- **EXERCISE AIM**: Below is a block of records; reproduce all of them exactly and leave out any pictures.

- **Saved entries**:
------------------------

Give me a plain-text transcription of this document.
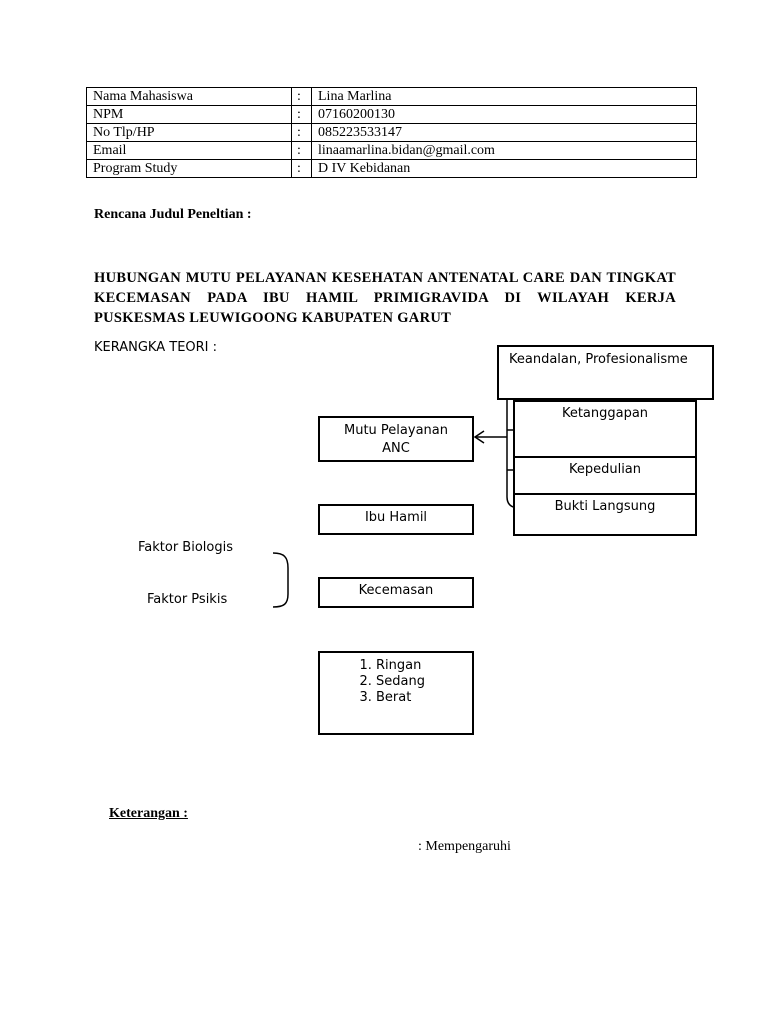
Nama Mahasiswa	:	Lina Marlina
NPM	:	07160200130
No Tlp/HP	:	085223533147
Email	:	linaamarlina.bidan@gmail.com
Program Study	:	D IV Kebidanan
Rencana Judul Peneltian :
HUBUNGAN MUTU PELAYANAN KESEHATAN ANTENATAL CARE DAN TINGKAT KECEMASAN PADA IBU HAMIL PRIMIGRAVIDA DI WILAYAH KERJA PUSKESMAS LEUWIGOONG KABUPATEN GARUT
KERANGKA TEORI :
Keandalan, Profesionalisme
Ketanggapan
Kepedulian
Bukti Langsung
Mutu Pelayanan ANC
Ibu Hamil
Faktor Biologis
Faktor Psikis
Kecemasan
1. Ringan
2. Sedang
3. Berat
Keterangan :
: Mempengaruhi
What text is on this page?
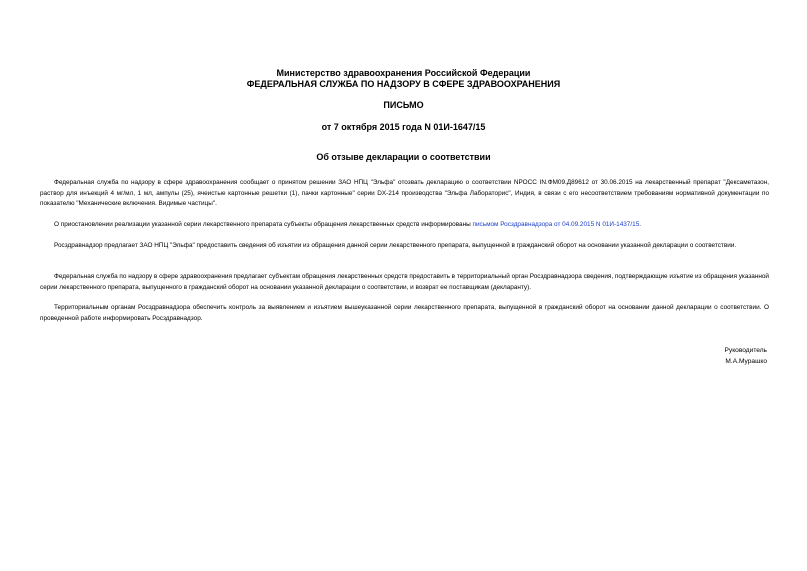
Министерство здравоохранения Российской Федерации
ФЕДЕРАЛЬНАЯ СЛУЖБА ПО НАДЗОРУ В СФЕРЕ ЗДРАВООХРАНЕНИЯ
ПИСЬМО
от 7 октября 2015 года N 01И-1647/15
Об отзыве декларации о соответствии

Федеральная служба по надзору в сфере здравоохранения сообщает о принятом решении ЗАО НПЦ "Эльфа" отозвать декларацию о соответствии NРОСС IN.ФМ09.Д89612 от 30.06.2015 на лекарственный препарат "Дексаметазон, раствор для инъекций 4 мг/мл, 1 мл, ампулы (25), ячеистые картонные решетки (1), пачки картонные" серии DX-214 производства "Эльфа Лабораторис", Индия, в связи с его несоответствием требованиям нормативной документации по показателю "Механические включения. Видимые частицы".

О приостановлении реализации указанной серии лекарственного препарата субъекты обращения лекарственных средств информированы письмом Росздравнадзора от 04.09.2015 N 01И-1437/15.

Росздравнадзор предлагает ЗАО НПЦ "Эльфа" предоставить сведения об изъятии из обращения данной серии лекарственного препарата, выпущенной в гражданский оборот на основании указанной декларации о соответствии.

Федеральная служба по надзору в сфере здравоохранения предлагает субъектам обращения лекарственных средств предоставить в территориальный орган Росздравнадзора сведения, подтверждающие изъятие из обращения указанной серии лекарственного препарата, выпущенного в гражданский оборот на основании указанной декларации о соответствии, и возврат ее поставщикам (декларанту).

Территориальным органам Росздравнадзора обеспечить контроль за выявлением и изъятием вышеуказанной серии лекарственного препарата, выпущенной в гражданский оборот на основании данной декларации о соответствии. О проведенной работе информировать Росздравнадзор.

Руководитель
М.А.Мурашко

------------------------

- **SOLUTION TO THIS EXERCISE**:
Give me a plain-text transcription of this document.
Nama Mahasiswa	:	Lina Marlina
NPM	:	07160200130
No Tlp/HP	:	085223533147
Email	:	linaamarlina.bidan@gmail.com
Program Study	:	D IV Kebidanan
Rencana Judul Peneltian :
HUBUNGAN MUTU PELAYANAN KESEHATAN ANTENATAL CARE DAN TINGKAT KECEMASAN PADA IBU HAMIL PRIMIGRAVIDA DI WILAYAH KERJA PUSKESMAS LEUWIGOONG KABUPATEN GARUT
KERANGKA TEORI :
Keandalan, Profesionalisme
Ketanggapan
Kepedulian
Bukti Langsung
Mutu Pelayanan ANC
Ibu Hamil
Faktor Biologis
Faktor Psikis
Kecemasan
1. Ringan
2. Sedang
3. Berat
Keterangan :
: Mempengaruhi
What text is on this page?
Министерство здравоохранения Российской Федерации
ФЕДЕРАЛЬНАЯ СЛУЖБА ПО НАДЗОРУ В СФЕРЕ ЗДРАВООХРАНЕНИЯ
ПИСЬМО
от 7 октября 2015 года N 01И-1647/15
Об отзыве декларации о соответствии

Федеральная служба по надзору в сфере здравоохранения сообщает о принятом решении ЗАО НПЦ "Эльфа" отозвать декларацию о соответствии NРОСС IN.ФМ09.Д89612 от 30.06.2015 на лекарственный препарат "Дексаметазон, раствор для инъекций 4 мг/мл, 1 мл, ампулы (25), ячеистые картонные решетки (1), пачки картонные" серии DX-214 производства "Эльфа Лабораторис", Индия, в связи с его несоответствием требованиям нормативной документации по показателю "Механические включения. Видимые частицы".

О приостановлении реализации указанной серии лекарственного препарата субъекты обращения лекарственных средств информированы письмом Росздравнадзора от 04.09.2015 N 01И-1437/15.

Росздравнадзор предлагает ЗАО НПЦ "Эльфа" предоставить сведения об изъятии из обращения данной серии лекарственного препарата, выпущенной в гражданский оборот на основании указанной декларации о соответствии.

Федеральная служба по надзору в сфере здравоохранения предлагает субъектам обращения лекарственных средств предоставить в территориальный орган Росздравнадзора сведения, подтверждающие изъятие из обращения указанной серии лекарственного препарата, выпущенного в гражданский оборот на основании указанной декларации о соответствии, и возврат ее поставщикам (декларанту).

Территориальным органам Росздравнадзора обеспечить контроль за выявлением и изъятием вышеуказанной серии лекарственного препарата, выпущенной в гражданский оборот на основании данной декларации о соответствии. О проведенной работе информировать Росздравнадзор.

Руководитель
М.А.Мурашко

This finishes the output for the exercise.